Copy every one of the items below word for word, but leave the pictures out of your answer.

>> Begin DATA ENTRIES

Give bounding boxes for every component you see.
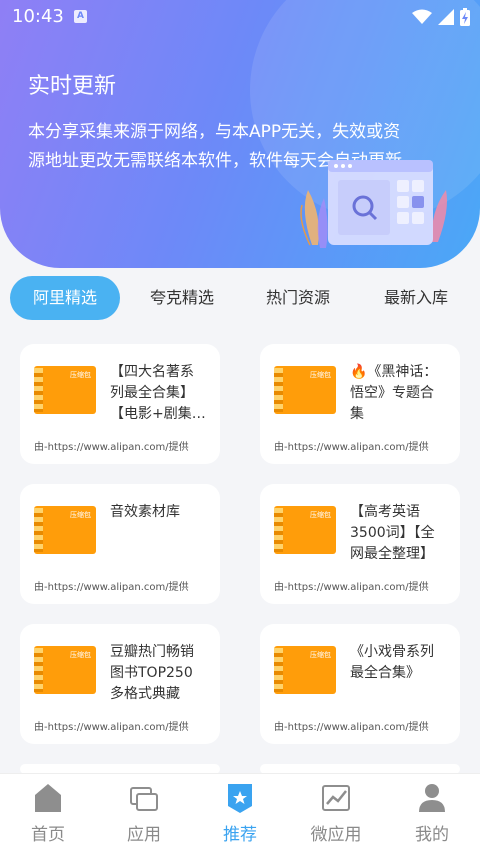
hero-banner: 10:43 A 实时更新 本分享采集来源于网络，与本APP无关，失效或资源地址更…: [0, 0, 480, 268]
user-icon: [419, 784, 445, 812]
wifi-icon: [412, 9, 432, 24]
nav-profile[interactable]: 我的: [384, 774, 480, 853]
archive-icon: 压缩包: [274, 506, 336, 554]
signal-icon: [438, 9, 454, 25]
tab-aliyun-picks[interactable]: 阿里精选: [10, 276, 120, 320]
tab-quark-picks[interactable]: 夸克精选: [130, 276, 234, 320]
nav-apps[interactable]: 应用: [96, 774, 192, 853]
category-tabs: 阿里精选 夸克精选 热门资源 最新入库: [0, 276, 480, 322]
browser-search-illustration: [300, 160, 447, 248]
hero-title: 实时更新: [28, 74, 117, 99]
apps-icon: [130, 787, 158, 811]
archive-icon: 压缩包: [274, 646, 336, 694]
card-source: 由-https://www.alipan.com/提供: [34, 582, 189, 593]
resource-card[interactable]: 压缩包 【四大名著系列最全合集】【电影+剧集… 由-https://www.al…: [20, 344, 220, 464]
nav-label: 我的: [415, 825, 449, 845]
status-time: 10:43: [12, 6, 64, 27]
archive-icon: 压缩包: [34, 646, 96, 694]
tab-newest[interactable]: 最新入库: [362, 276, 470, 320]
bottom-navigation: 首页 应用 推荐 微应用 我的: [0, 773, 480, 853]
resource-card[interactable]: 压缩包 《小戏骨系列最全合集》 由-https://www.alipan.com…: [260, 624, 460, 744]
card-title: 《小戏骨系列最全合集》: [350, 644, 434, 681]
nav-label: 首页: [31, 825, 65, 845]
notification-a-icon: A: [74, 10, 87, 23]
nav-label: 应用: [127, 825, 161, 845]
card-title: 【四大名著系列最全合集】【电影+剧集…: [110, 364, 206, 422]
status-bar: 10:43 A: [0, 0, 480, 34]
home-icon: [35, 784, 61, 812]
card-title: 音效素材库: [110, 504, 180, 520]
chart-icon: [322, 785, 350, 811]
card-source: 由-https://www.alipan.com/提供: [34, 442, 189, 453]
card-source: 由-https://www.alipan.com/提供: [274, 722, 429, 733]
battery-icon: [460, 8, 470, 26]
resource-card[interactable]: 压缩包 【高考英语3500词】【全网最全整理】 由-https://www.al…: [260, 484, 460, 604]
tab-hot-resources[interactable]: 热门资源: [244, 276, 352, 320]
archive-icon: 压缩包: [34, 366, 96, 414]
nav-micro-apps[interactable]: 微应用: [288, 774, 384, 853]
card-title: 豆瓣热门畅销图书TOP250多格式典藏: [110, 644, 194, 702]
nav-label: 微应用: [310, 825, 362, 845]
nav-home[interactable]: 首页: [0, 774, 96, 853]
card-title: 🔥《黑神话：悟空》专题合集: [350, 364, 438, 422]
card-title: 【高考英语3500词】【全网最全整理】: [350, 504, 435, 562]
archive-icon: 压缩包: [274, 366, 336, 414]
resource-card[interactable]: 压缩包 音效素材库 由-https://www.alipan.com/提供: [20, 484, 220, 604]
recommend-badge-icon: [228, 784, 252, 813]
card-source: 由-https://www.alipan.com/提供: [34, 722, 189, 733]
card-source: 由-https://www.alipan.com/提供: [274, 442, 429, 453]
archive-icon: 压缩包: [34, 506, 96, 554]
nav-label: 推荐: [223, 825, 257, 845]
resource-card[interactable]: 压缩包 豆瓣热门畅销图书TOP250多格式典藏 由-https://www.al…: [20, 624, 220, 744]
card-source: 由-https://www.alipan.com/提供: [274, 582, 429, 593]
system-icons: [412, 8, 470, 26]
nav-recommend[interactable]: 推荐: [192, 774, 288, 853]
resource-card[interactable]: 压缩包 🔥《黑神话：悟空》专题合集 由-https://www.alipan.c…: [260, 344, 460, 464]
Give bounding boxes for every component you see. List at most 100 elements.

>> End DATA ENTRIES

### SOLUTION TO THIS TASK
Give bounding boxes for every component you see.
hero-banner: 10:43 A 实时更新 本分享采集来源于网络，与本APP无关，失效或资源地址更…: [0, 0, 480, 268]
user-icon: [419, 784, 445, 812]
wifi-icon: [412, 9, 432, 24]
nav-profile[interactable]: 我的: [384, 774, 480, 853]
archive-icon: 压缩包: [274, 506, 336, 554]
signal-icon: [438, 9, 454, 25]
tab-aliyun-picks[interactable]: 阿里精选: [10, 276, 120, 320]
tab-quark-picks[interactable]: 夸克精选: [130, 276, 234, 320]
nav-apps[interactable]: 应用: [96, 774, 192, 853]
category-tabs: 阿里精选 夸克精选 热门资源 最新入库: [0, 276, 480, 322]
browser-search-illustration: [300, 160, 447, 248]
hero-title: 实时更新: [28, 74, 117, 99]
apps-icon: [130, 787, 158, 811]
archive-icon: 压缩包: [274, 646, 336, 694]
card-source: 由-https://www.alipan.com/提供: [34, 582, 189, 593]
resource-card[interactable]: 压缩包 【四大名著系列最全合集】【电影+剧集… 由-https://www.al…: [20, 344, 220, 464]
nav-label: 我的: [415, 825, 449, 845]
status-time: 10:43: [12, 6, 64, 27]
archive-icon: 压缩包: [34, 646, 96, 694]
tab-newest[interactable]: 最新入库: [362, 276, 470, 320]
bottom-navigation: 首页 应用 推荐 微应用 我的: [0, 773, 480, 853]
resource-card[interactable]: 压缩包 《小戏骨系列最全合集》 由-https://www.alipan.com…: [260, 624, 460, 744]
card-title: 《小戏骨系列最全合集》: [350, 644, 434, 681]
nav-label: 首页: [31, 825, 65, 845]
notification-a-icon: A: [74, 10, 87, 23]
nav-label: 应用: [127, 825, 161, 845]
card-title: 【四大名著系列最全合集】【电影+剧集…: [110, 364, 206, 422]
status-bar: 10:43 A: [0, 0, 480, 34]
home-icon: [35, 784, 61, 812]
card-title: 音效素材库: [110, 504, 180, 520]
chart-icon: [322, 785, 350, 811]
card-source: 由-https://www.alipan.com/提供: [34, 442, 189, 453]
card-source: 由-https://www.alipan.com/提供: [274, 722, 429, 733]
battery-icon: [460, 8, 470, 26]
resource-card[interactable]: 压缩包 【高考英语3500词】【全网最全整理】 由-https://www.al…: [260, 484, 460, 604]
tab-hot-resources[interactable]: 热门资源: [244, 276, 352, 320]
archive-icon: 压缩包: [34, 366, 96, 414]
nav-micro-apps[interactable]: 微应用: [288, 774, 384, 853]
card-title: 豆瓣热门畅销图书TOP250多格式典藏: [110, 644, 194, 702]
nav-label: 微应用: [310, 825, 362, 845]
nav-home[interactable]: 首页: [0, 774, 96, 853]
card-title: 🔥《黑神话：悟空》专题合集: [350, 364, 438, 422]
card-title: 【高考英语3500词】【全网最全整理】: [350, 504, 435, 562]
archive-icon: 压缩包: [274, 366, 336, 414]
resource-card[interactable]: 压缩包 音效素材库 由-https://www.alipan.com/提供: [20, 484, 220, 604]
recommend-badge-icon: [228, 784, 252, 813]
card-source: 由-https://www.alipan.com/提供: [34, 722, 189, 733]
card-source: 由-https://www.alipan.com/提供: [274, 442, 429, 453]
archive-icon: 压缩包: [34, 506, 96, 554]
nav-label: 推荐: [223, 825, 257, 845]
resource-card[interactable]: 压缩包 豆瓣热门畅销图书TOP250多格式典藏 由-https://www.al…: [20, 624, 220, 744]
card-source: 由-https://www.alipan.com/提供: [274, 582, 429, 593]
system-icons: [412, 8, 470, 26]
nav-recommend[interactable]: 推荐: [192, 774, 288, 853]
resource-card[interactable]: 压缩包 🔥《黑神话：悟空》专题合集 由-https://www.alipan.c…: [260, 344, 460, 464]
Give bounding boxes for every component you see. List at most 100 elements.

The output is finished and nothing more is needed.